TASK - Gather all lines containing the string "JSON" and copy them out.

--- --- ---

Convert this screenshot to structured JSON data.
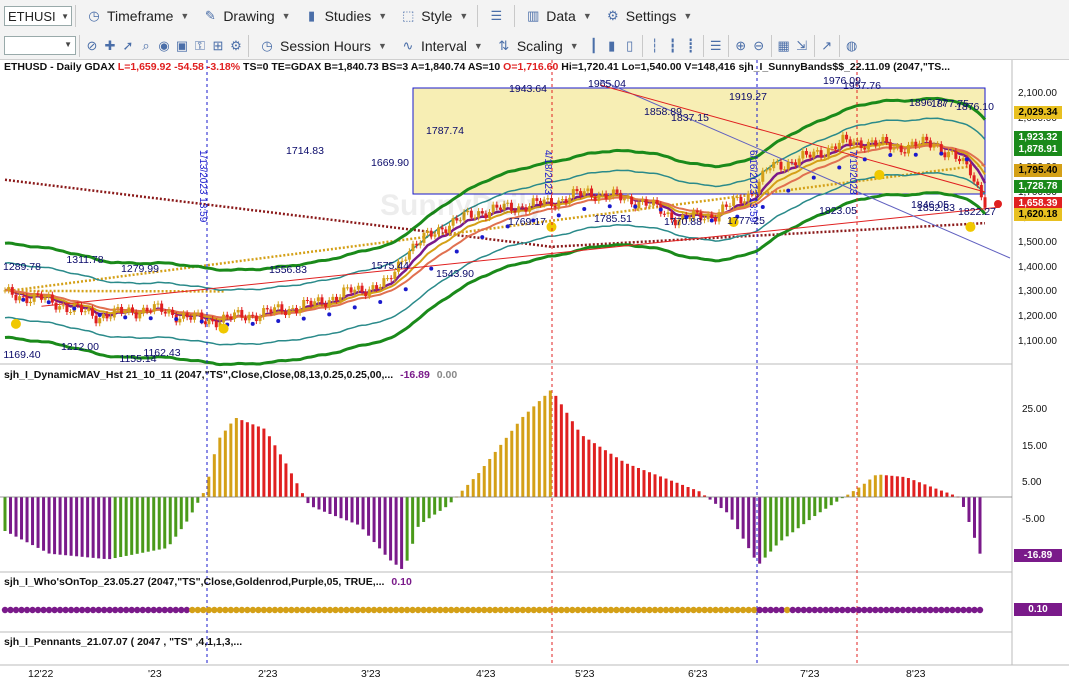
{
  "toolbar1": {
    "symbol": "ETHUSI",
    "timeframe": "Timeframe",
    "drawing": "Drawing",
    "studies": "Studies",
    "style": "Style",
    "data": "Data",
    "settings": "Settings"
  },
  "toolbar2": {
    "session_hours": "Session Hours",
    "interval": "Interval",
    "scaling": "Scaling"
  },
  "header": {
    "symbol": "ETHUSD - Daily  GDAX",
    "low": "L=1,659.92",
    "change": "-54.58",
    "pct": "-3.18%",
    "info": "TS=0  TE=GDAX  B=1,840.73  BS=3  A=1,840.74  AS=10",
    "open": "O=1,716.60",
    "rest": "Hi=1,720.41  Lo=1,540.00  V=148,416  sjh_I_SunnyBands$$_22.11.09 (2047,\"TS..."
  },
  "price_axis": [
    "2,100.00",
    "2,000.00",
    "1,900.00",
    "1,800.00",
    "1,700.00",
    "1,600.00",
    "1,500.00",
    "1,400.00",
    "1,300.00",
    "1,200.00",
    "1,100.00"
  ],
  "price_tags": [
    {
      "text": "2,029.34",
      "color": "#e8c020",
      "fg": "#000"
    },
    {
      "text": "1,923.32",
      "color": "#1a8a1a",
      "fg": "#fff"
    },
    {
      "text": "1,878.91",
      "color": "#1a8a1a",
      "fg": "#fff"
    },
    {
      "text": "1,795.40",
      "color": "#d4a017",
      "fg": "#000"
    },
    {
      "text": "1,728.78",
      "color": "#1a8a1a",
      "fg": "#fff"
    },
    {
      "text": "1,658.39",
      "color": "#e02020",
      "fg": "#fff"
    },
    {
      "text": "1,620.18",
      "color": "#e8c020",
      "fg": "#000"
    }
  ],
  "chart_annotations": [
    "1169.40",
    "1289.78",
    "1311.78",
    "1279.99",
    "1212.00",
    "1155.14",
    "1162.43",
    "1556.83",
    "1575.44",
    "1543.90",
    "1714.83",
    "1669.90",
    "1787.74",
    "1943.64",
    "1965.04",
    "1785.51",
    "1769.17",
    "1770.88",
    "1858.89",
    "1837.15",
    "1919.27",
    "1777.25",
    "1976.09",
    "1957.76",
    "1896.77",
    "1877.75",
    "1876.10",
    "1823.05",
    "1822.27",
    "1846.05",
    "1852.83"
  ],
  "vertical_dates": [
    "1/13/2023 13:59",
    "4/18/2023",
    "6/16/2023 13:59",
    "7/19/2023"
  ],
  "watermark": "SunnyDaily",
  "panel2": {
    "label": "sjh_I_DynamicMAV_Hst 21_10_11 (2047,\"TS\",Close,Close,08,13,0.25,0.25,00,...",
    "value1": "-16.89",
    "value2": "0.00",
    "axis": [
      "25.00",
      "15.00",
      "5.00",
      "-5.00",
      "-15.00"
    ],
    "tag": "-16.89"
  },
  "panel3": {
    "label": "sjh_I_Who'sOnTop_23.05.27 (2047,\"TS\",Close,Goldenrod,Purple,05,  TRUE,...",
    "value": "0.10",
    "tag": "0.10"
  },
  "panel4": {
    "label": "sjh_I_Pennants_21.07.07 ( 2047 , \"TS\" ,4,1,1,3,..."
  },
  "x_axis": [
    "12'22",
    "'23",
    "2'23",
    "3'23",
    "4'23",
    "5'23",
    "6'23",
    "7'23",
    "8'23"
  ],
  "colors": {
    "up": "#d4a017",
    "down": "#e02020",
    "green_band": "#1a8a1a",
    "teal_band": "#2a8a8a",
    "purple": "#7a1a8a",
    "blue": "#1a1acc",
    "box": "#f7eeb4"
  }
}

--- --- ---

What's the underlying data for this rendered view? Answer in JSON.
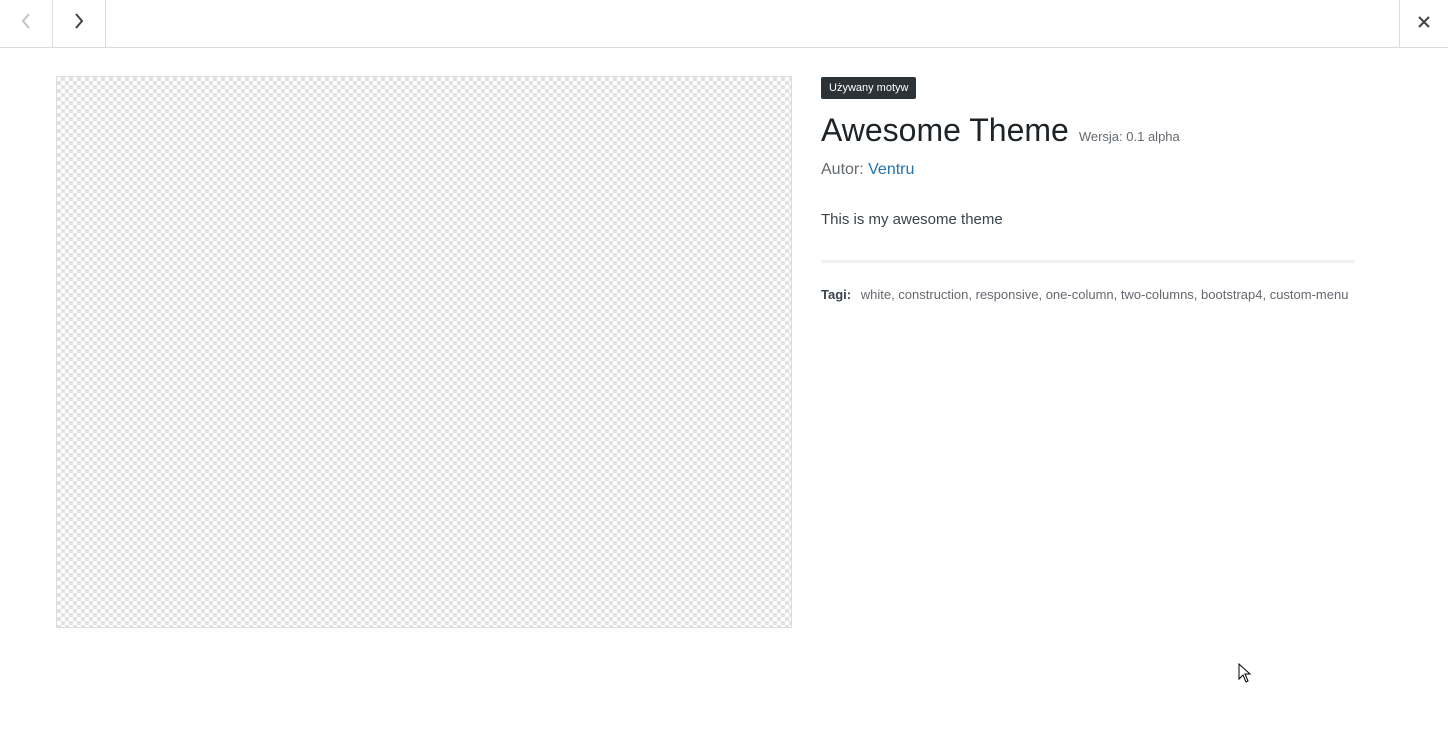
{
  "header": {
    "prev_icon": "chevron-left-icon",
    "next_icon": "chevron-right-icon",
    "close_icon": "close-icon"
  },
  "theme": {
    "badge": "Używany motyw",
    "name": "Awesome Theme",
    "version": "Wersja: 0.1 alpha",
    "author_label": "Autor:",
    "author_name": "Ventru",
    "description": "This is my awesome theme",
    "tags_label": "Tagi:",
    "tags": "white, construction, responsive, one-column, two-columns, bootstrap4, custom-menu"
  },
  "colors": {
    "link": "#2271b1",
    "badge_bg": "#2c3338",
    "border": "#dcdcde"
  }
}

--- --- ---

EXPECTED ANSWER -
Convert this screenshot to structured JSON data.
What's the underlying data for this rendered view? Answer in JSON.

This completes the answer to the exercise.